- **Work instructions**:
Every record should be written out exactly, with the pictures left out.

- **Records for the exercise**:
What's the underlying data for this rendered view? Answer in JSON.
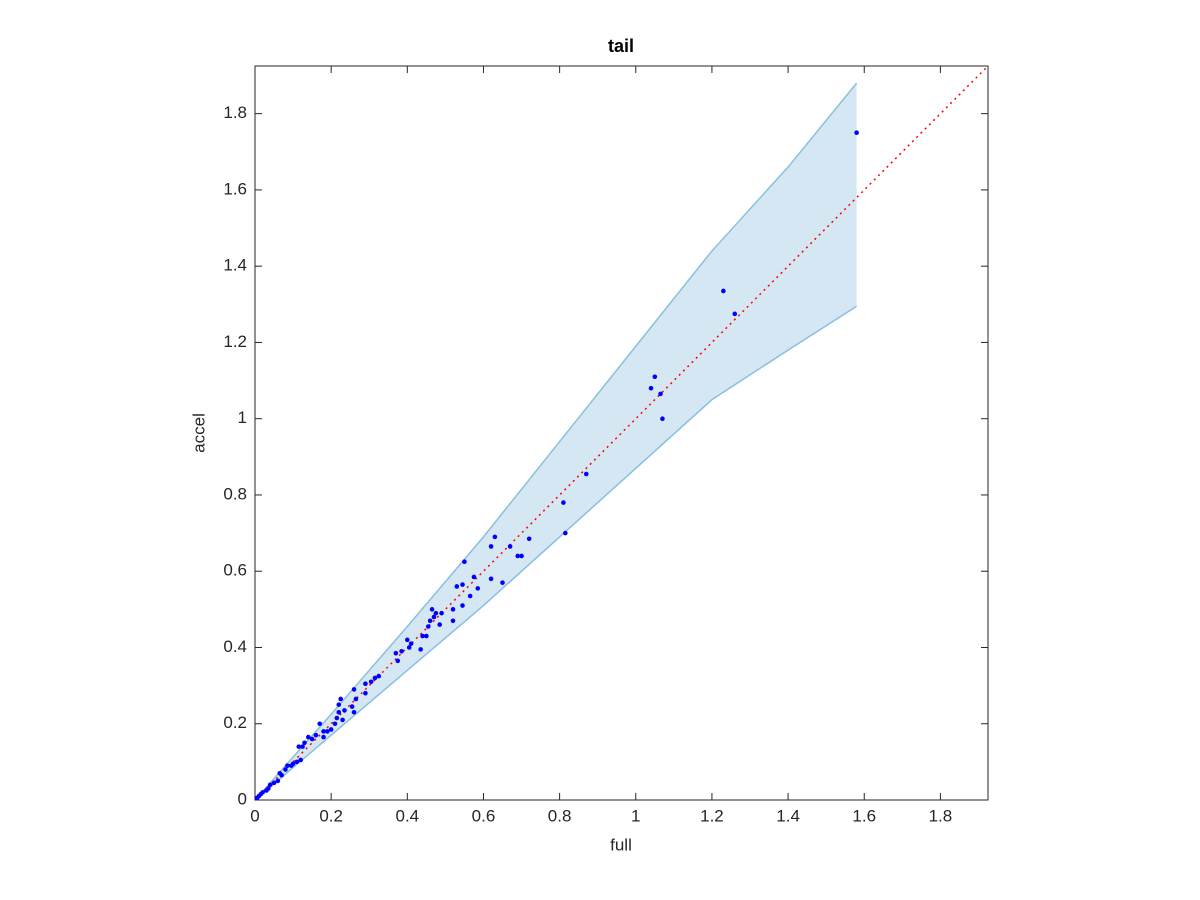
{
  "chart_data": {
    "type": "scatter",
    "title": "tail",
    "x_label": "full",
    "y_label": "accel",
    "xlim": [
      0,
      1.925
    ],
    "ylim": [
      0,
      1.925
    ],
    "xticks": [
      0,
      0.2,
      0.4,
      0.6,
      0.8,
      1,
      1.2,
      1.4,
      1.6,
      1.8
    ],
    "yticks": [
      0,
      0.2,
      0.4,
      0.6,
      0.8,
      1,
      1.2,
      1.4,
      1.6,
      1.8
    ],
    "band": {
      "fill": "#d6e7f4",
      "edge": "#88bfe0",
      "x": [
        0,
        0.2,
        0.4,
        0.6,
        0.8,
        1.0,
        1.2,
        1.4,
        1.58
      ],
      "lower": [
        0,
        0.17,
        0.34,
        0.51,
        0.69,
        0.87,
        1.05,
        1.18,
        1.295
      ],
      "upper": [
        0,
        0.225,
        0.455,
        0.69,
        0.94,
        1.19,
        1.44,
        1.66,
        1.88
      ]
    },
    "reference_line": {
      "color": "#ff0000",
      "x": [
        0,
        1.925
      ],
      "y": [
        0,
        1.925
      ]
    },
    "color": "#0000ff",
    "x": [
      1.58,
      1.23,
      1.26,
      1.05,
      1.04,
      1.065,
      1.07,
      0.87,
      0.81,
      0.815,
      0.72,
      0.69,
      0.7,
      0.67,
      0.63,
      0.62,
      0.62,
      0.65,
      0.55,
      0.575,
      0.585,
      0.565,
      0.545,
      0.53,
      0.545,
      0.52,
      0.52,
      0.49,
      0.475,
      0.465,
      0.47,
      0.46,
      0.485,
      0.455,
      0.45,
      0.44,
      0.435,
      0.41,
      0.4,
      0.405,
      0.385,
      0.37,
      0.375,
      0.325,
      0.315,
      0.305,
      0.29,
      0.29,
      0.26,
      0.265,
      0.255,
      0.26,
      0.235,
      0.23,
      0.225,
      0.22,
      0.22,
      0.215,
      0.21,
      0.2,
      0.19,
      0.18,
      0.18,
      0.17,
      0.16,
      0.15,
      0.14,
      0.13,
      0.125,
      0.115,
      0.12,
      0.11,
      0.1,
      0.095,
      0.085,
      0.08,
      0.07,
      0.065,
      0.06,
      0.05,
      0.04,
      0.035,
      0.03,
      0.02,
      0.015,
      0.01,
      0.005
    ],
    "values": [
      1.75,
      1.335,
      1.275,
      1.11,
      1.08,
      1.065,
      1.0,
      0.855,
      0.78,
      0.7,
      0.685,
      0.64,
      0.64,
      0.665,
      0.69,
      0.665,
      0.58,
      0.57,
      0.625,
      0.585,
      0.555,
      0.535,
      0.565,
      0.56,
      0.51,
      0.5,
      0.47,
      0.49,
      0.49,
      0.5,
      0.48,
      0.47,
      0.46,
      0.455,
      0.43,
      0.43,
      0.395,
      0.41,
      0.42,
      0.4,
      0.39,
      0.385,
      0.365,
      0.325,
      0.32,
      0.31,
      0.305,
      0.28,
      0.29,
      0.265,
      0.245,
      0.23,
      0.235,
      0.21,
      0.265,
      0.25,
      0.23,
      0.215,
      0.2,
      0.185,
      0.18,
      0.18,
      0.165,
      0.2,
      0.17,
      0.16,
      0.165,
      0.15,
      0.14,
      0.14,
      0.105,
      0.1,
      0.095,
      0.09,
      0.09,
      0.08,
      0.065,
      0.07,
      0.05,
      0.045,
      0.04,
      0.03,
      0.025,
      0.02,
      0.015,
      0.01,
      0.005
    ]
  }
}
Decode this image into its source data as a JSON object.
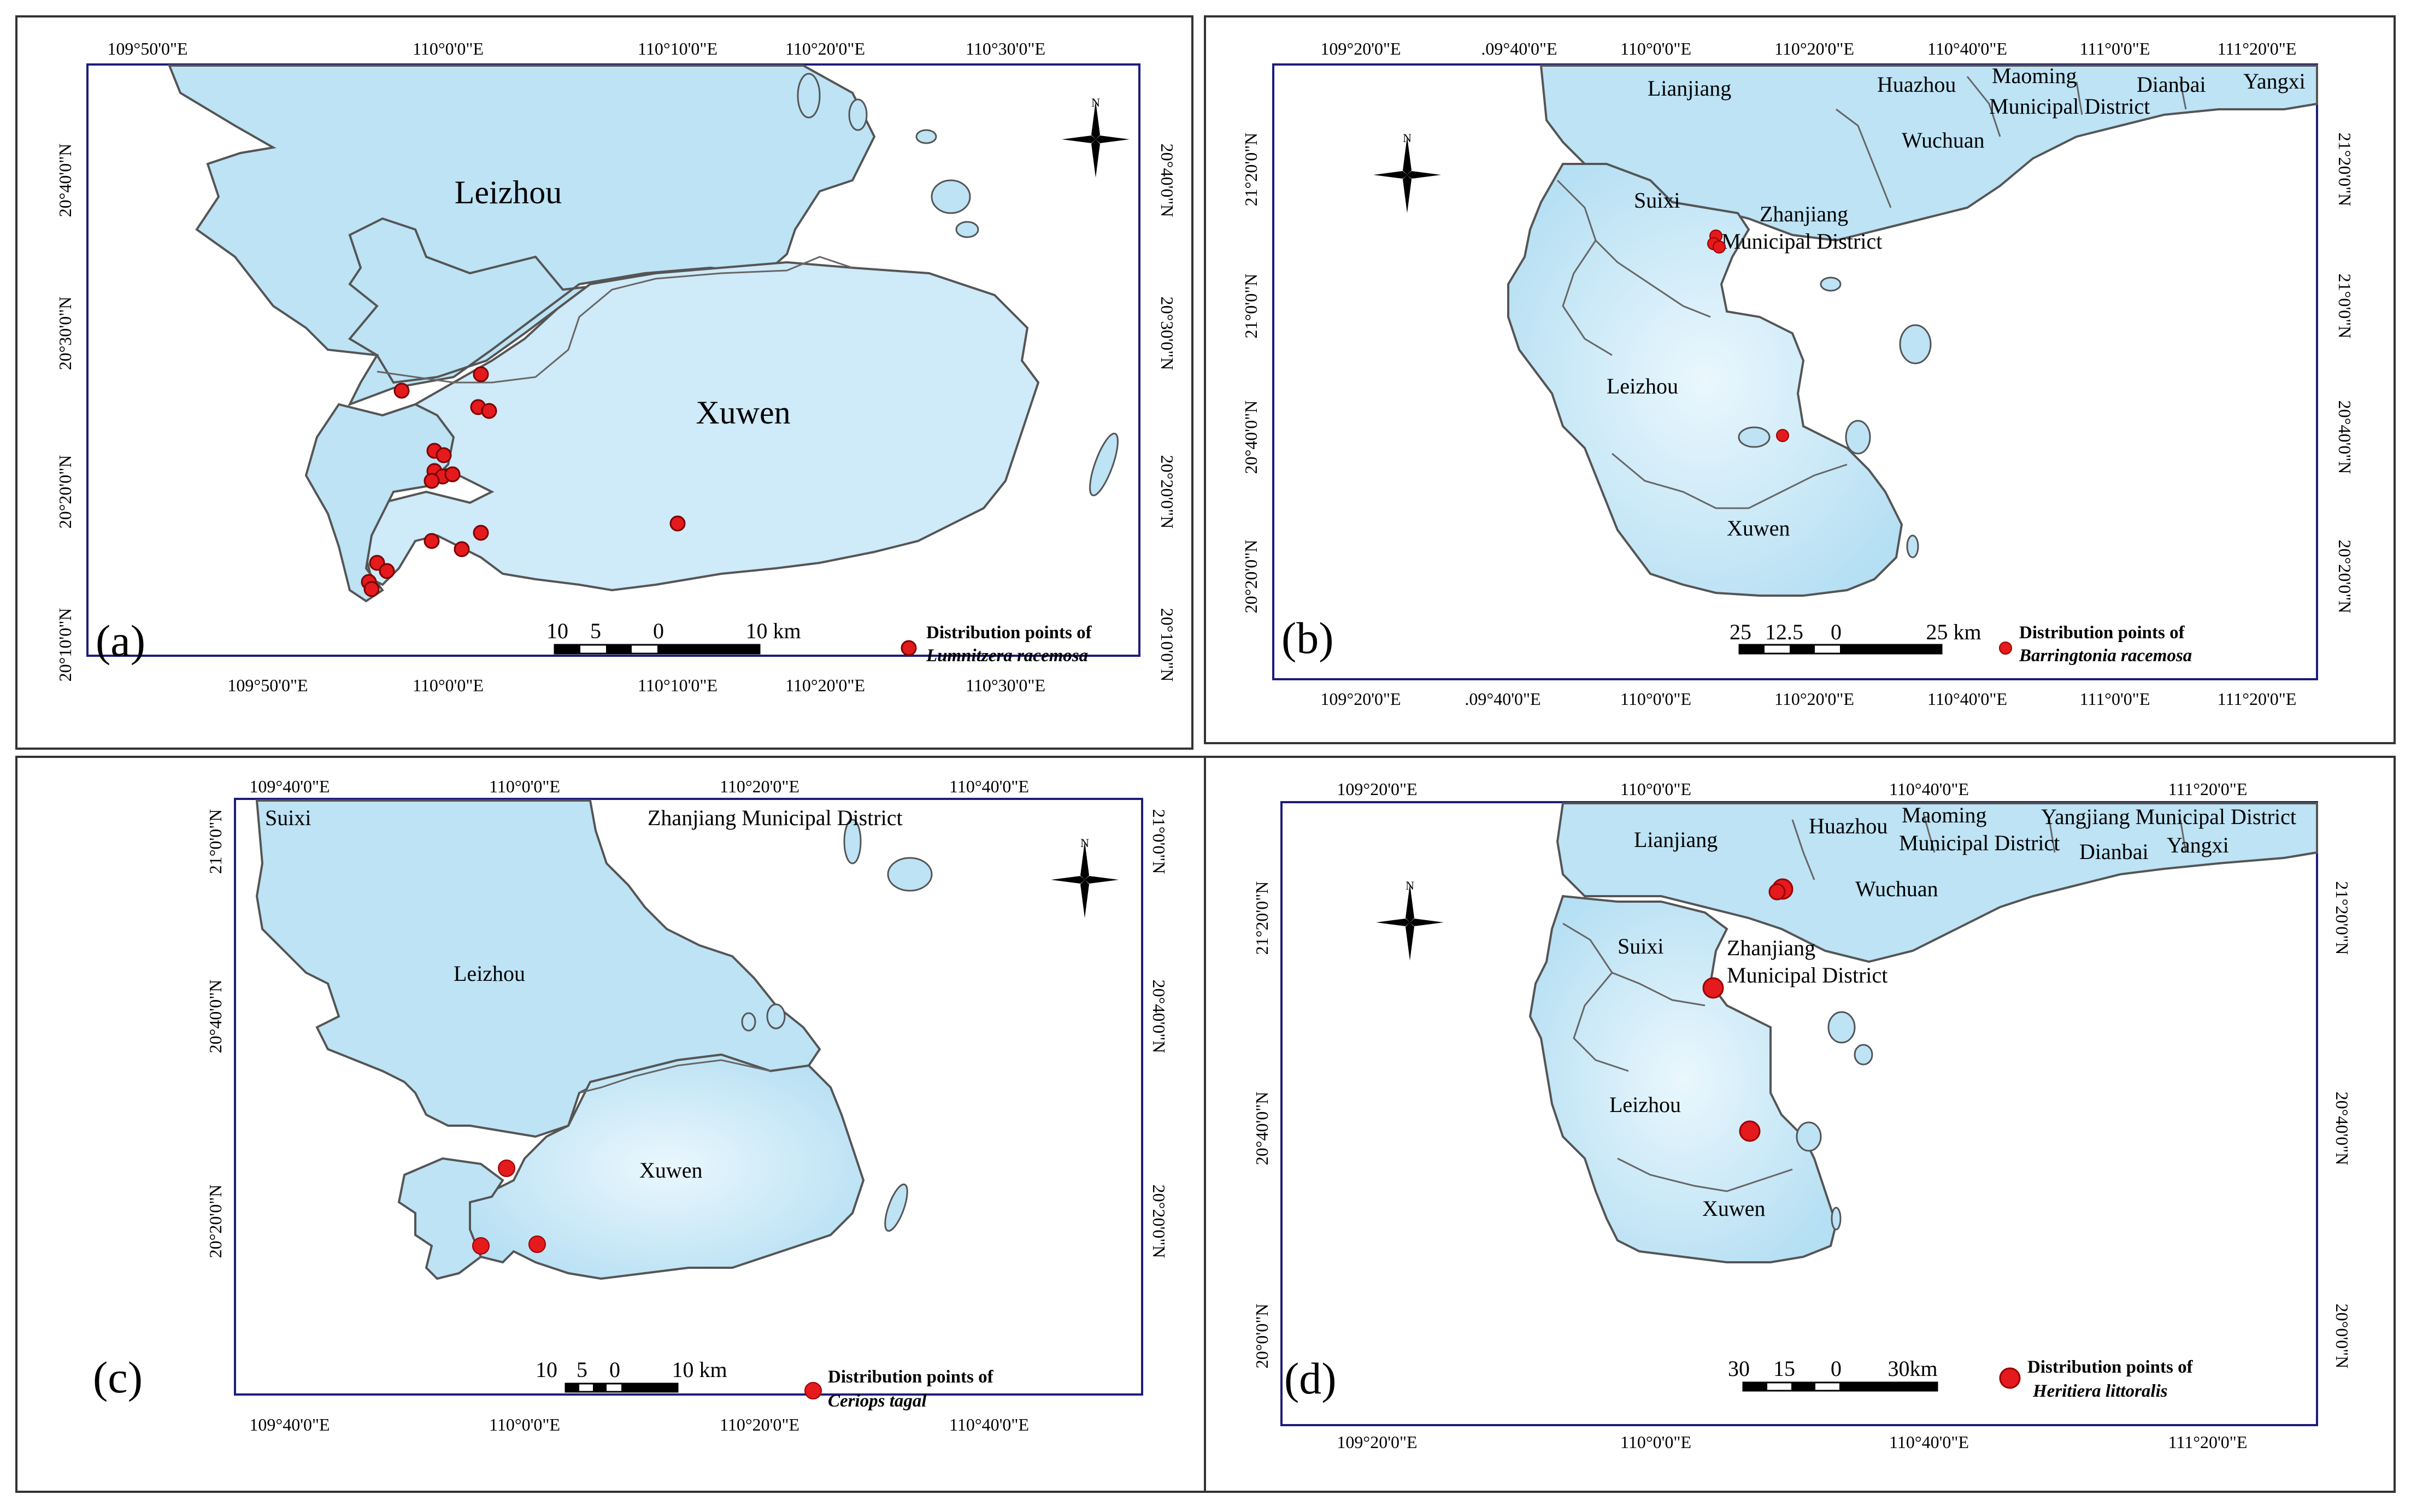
{
  "colors": {
    "land": "#bde3f5",
    "land_light": "#dff2fb",
    "coast": "#555555",
    "border": "#777777",
    "frame": "#1c1c7a",
    "point": "#e41a1c"
  },
  "icons": {
    "north_arrow": "compass-rose-icon",
    "points": "red-circle-marker"
  },
  "panels": [
    {
      "label": "(a)",
      "x_ticks": [
        "109°50'0\"E",
        "110°0'0\"E",
        "110°10'0\"E",
        "110°20'0\"E",
        "110°30'0\"E"
      ],
      "y_ticks": [
        "20°40'0\"N",
        "20°30'0\"N",
        "20°20'0\"N",
        "20°10'0\"N"
      ],
      "places": [
        "Leizhou",
        "Xuwen"
      ],
      "scale": [
        "10",
        "5",
        "0",
        "10 km"
      ],
      "legend_title": "Distribution points of",
      "legend_species": "Lumnitzera racemosa"
    },
    {
      "label": "(b)",
      "x_ticks": [
        "109°20'0\"E",
        ".09°40'0\"E",
        "110°0'0\"E",
        "110°20'0\"E",
        "110°40'0\"E",
        "111°0'0\"E",
        "111°20'0\"E"
      ],
      "y_ticks": [
        "21°20'0\"N",
        "21°0'0\"N",
        "20°40'0\"N",
        "20°20'0\"N"
      ],
      "places": [
        "Lianjiang",
        "Huazhou",
        "Maoming",
        "Municipal District",
        "Dianbai",
        "Yangxi",
        "Wuchuan",
        "Suixi",
        "Zhanjiang",
        "Municipal District",
        "Leizhou",
        "Xuwen"
      ],
      "scale": [
        "25",
        "12.5",
        "0",
        "25 km"
      ],
      "legend_title": "Distribution points of",
      "legend_species": "Barringtonia racemosa"
    },
    {
      "label": "(c)",
      "x_ticks": [
        "109°40'0\"E",
        "110°0'0\"E",
        "110°20'0\"E",
        "110°40'0\"E"
      ],
      "y_ticks": [
        "21°0'0\"N",
        "20°40'0\"N",
        "20°20'0\"N"
      ],
      "places": [
        "Suixi",
        "Zhanjiang Municipal District",
        "Leizhou",
        "Xuwen"
      ],
      "scale": [
        "10",
        "5",
        "0",
        "10 km"
      ],
      "legend_title": "Distribution points of",
      "legend_species": "Ceriops tagal"
    },
    {
      "label": "(d)",
      "x_ticks": [
        "109°20'0\"E",
        "110°0'0\"E",
        "110°40'0\"E",
        "111°20'0\"E"
      ],
      "y_ticks": [
        "21°20'0\"N",
        "20°40'0\"N",
        "20°0'0\"N"
      ],
      "places": [
        "Lianjiang",
        "Huazhou",
        "Maoming",
        "Municipal District",
        "Yangjiang Municipal District",
        "Dianbai",
        "Yangxi",
        "Wuchuan",
        "Suixi",
        "Zhanjiang",
        "Municipal District",
        "Leizhou",
        "Xuwen"
      ],
      "scale": [
        "30",
        "15",
        "0",
        "30km"
      ],
      "legend_title": "Distribution points of",
      "legend_species": "Heritiera littoralis"
    }
  ]
}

- **Final result**:
What's the underlying data for this rendered view? Answer in JSON.
{
  "chart_data": {
    "type": "scatter",
    "title": "tail",
    "x_label": "full",
    "y_label": "accel",
    "xlim": [
      0,
      1.925
    ],
    "ylim": [
      0,
      1.925
    ],
    "xticks": [
      0,
      0.2,
      0.4,
      0.6,
      0.8,
      1,
      1.2,
      1.4,
      1.6,
      1.8
    ],
    "yticks": [
      0,
      0.2,
      0.4,
      0.6,
      0.8,
      1,
      1.2,
      1.4,
      1.6,
      1.8
    ],
    "band": {
      "fill": "#d6e7f4",
      "edge": "#88bfe0",
      "x": [
        0,
        0.2,
        0.4,
        0.6,
        0.8,
        1.0,
        1.2,
        1.4,
        1.58
      ],
      "lower": [
        0,
        0.17,
        0.34,
        0.51,
        0.69,
        0.87,
        1.05,
        1.18,
        1.295
      ],
      "upper": [
        0,
        0.225,
        0.455,
        0.69,
        0.94,
        1.19,
        1.44,
        1.66,
        1.88
      ]
    },
    "reference_line": {
      "color": "#ff0000",
      "x": [
        0,
        1.925
      ],
      "y": [
        0,
        1.925
      ]
    },
    "color": "#0000ff",
    "x": [
      1.58,
      1.23,
      1.26,
      1.05,
      1.04,
      1.065,
      1.07,
      0.87,
      0.81,
      0.815,
      0.72,
      0.69,
      0.7,
      0.67,
      0.63,
      0.62,
      0.62,
      0.65,
      0.55,
      0.575,
      0.585,
      0.565,
      0.545,
      0.53,
      0.545,
      0.52,
      0.52,
      0.49,
      0.475,
      0.465,
      0.47,
      0.46,
      0.485,
      0.455,
      0.45,
      0.44,
      0.435,
      0.41,
      0.4,
      0.405,
      0.385,
      0.37,
      0.375,
      0.325,
      0.315,
      0.305,
      0.29,
      0.29,
      0.26,
      0.265,
      0.255,
      0.26,
      0.235,
      0.23,
      0.225,
      0.22,
      0.22,
      0.215,
      0.21,
      0.2,
      0.19,
      0.18,
      0.18,
      0.17,
      0.16,
      0.15,
      0.14,
      0.13,
      0.125,
      0.115,
      0.12,
      0.11,
      0.1,
      0.095,
      0.085,
      0.08,
      0.07,
      0.065,
      0.06,
      0.05,
      0.04,
      0.035,
      0.03,
      0.02,
      0.015,
      0.01,
      0.005
    ],
    "values": [
      1.75,
      1.335,
      1.275,
      1.11,
      1.08,
      1.065,
      1.0,
      0.855,
      0.78,
      0.7,
      0.685,
      0.64,
      0.64,
      0.665,
      0.69,
      0.665,
      0.58,
      0.57,
      0.625,
      0.585,
      0.555,
      0.535,
      0.565,
      0.56,
      0.51,
      0.5,
      0.47,
      0.49,
      0.49,
      0.5,
      0.48,
      0.47,
      0.46,
      0.455,
      0.43,
      0.43,
      0.395,
      0.41,
      0.42,
      0.4,
      0.39,
      0.385,
      0.365,
      0.325,
      0.32,
      0.31,
      0.305,
      0.28,
      0.29,
      0.265,
      0.245,
      0.23,
      0.235,
      0.21,
      0.265,
      0.25,
      0.23,
      0.215,
      0.2,
      0.185,
      0.18,
      0.18,
      0.165,
      0.2,
      0.17,
      0.16,
      0.165,
      0.15,
      0.14,
      0.14,
      0.105,
      0.1,
      0.095,
      0.09,
      0.09,
      0.08,
      0.065,
      0.07,
      0.05,
      0.045,
      0.04,
      0.03,
      0.025,
      0.02,
      0.015,
      0.01,
      0.005
    ]
  }
}
Decode this image into its source data as a JSON object.
{
  "colors": {
    "land": "#bde3f5",
    "land_light": "#dff2fb",
    "coast": "#555555",
    "border": "#777777",
    "frame": "#1c1c7a",
    "point": "#e41a1c"
  },
  "icons": {
    "north_arrow": "compass-rose-icon",
    "points": "red-circle-marker"
  },
  "panels": [
    {
      "label": "(a)",
      "x_ticks": [
        "109°50'0\"E",
        "110°0'0\"E",
        "110°10'0\"E",
        "110°20'0\"E",
        "110°30'0\"E"
      ],
      "y_ticks": [
        "20°40'0\"N",
        "20°30'0\"N",
        "20°20'0\"N",
        "20°10'0\"N"
      ],
      "places": [
        "Leizhou",
        "Xuwen"
      ],
      "scale": [
        "10",
        "5",
        "0",
        "10 km"
      ],
      "legend_title": "Distribution points of",
      "legend_species": "Lumnitzera racemosa"
    },
    {
      "label": "(b)",
      "x_ticks": [
        "109°20'0\"E",
        ".09°40'0\"E",
        "110°0'0\"E",
        "110°20'0\"E",
        "110°40'0\"E",
        "111°0'0\"E",
        "111°20'0\"E"
      ],
      "y_ticks": [
        "21°20'0\"N",
        "21°0'0\"N",
        "20°40'0\"N",
        "20°20'0\"N"
      ],
      "places": [
        "Lianjiang",
        "Huazhou",
        "Maoming",
        "Municipal District",
        "Dianbai",
        "Yangxi",
        "Wuchuan",
        "Suixi",
        "Zhanjiang",
        "Municipal District",
        "Leizhou",
        "Xuwen"
      ],
      "scale": [
        "25",
        "12.5",
        "0",
        "25 km"
      ],
      "legend_title": "Distribution points of",
      "legend_species": "Barringtonia racemosa"
    },
    {
      "label": "(c)",
      "x_ticks": [
        "109°40'0\"E",
        "110°0'0\"E",
        "110°20'0\"E",
        "110°40'0\"E"
      ],
      "y_ticks": [
        "21°0'0\"N",
        "20°40'0\"N",
        "20°20'0\"N"
      ],
      "places": [
        "Suixi",
        "Zhanjiang Municipal District",
        "Leizhou",
        "Xuwen"
      ],
      "scale": [
        "10",
        "5",
        "0",
        "10 km"
      ],
      "legend_title": "Distribution points of",
      "legend_species": "Ceriops tagal"
    },
    {
      "label": "(d)",
      "x_ticks": [
        "109°20'0\"E",
        "110°0'0\"E",
        "110°40'0\"E",
        "111°20'0\"E"
      ],
      "y_ticks": [
        "21°20'0\"N",
        "20°40'0\"N",
        "20°0'0\"N"
      ],
      "places": [
        "Lianjiang",
        "Huazhou",
        "Maoming",
        "Municipal District",
        "Yangjiang Municipal District",
        "Dianbai",
        "Yangxi",
        "Wuchuan",
        "Suixi",
        "Zhanjiang",
        "Municipal District",
        "Leizhou",
        "Xuwen"
      ],
      "scale": [
        "30",
        "15",
        "0",
        "30km"
      ],
      "legend_title": "Distribution points of",
      "legend_species": "Heritiera littoralis"
    }
  ]
}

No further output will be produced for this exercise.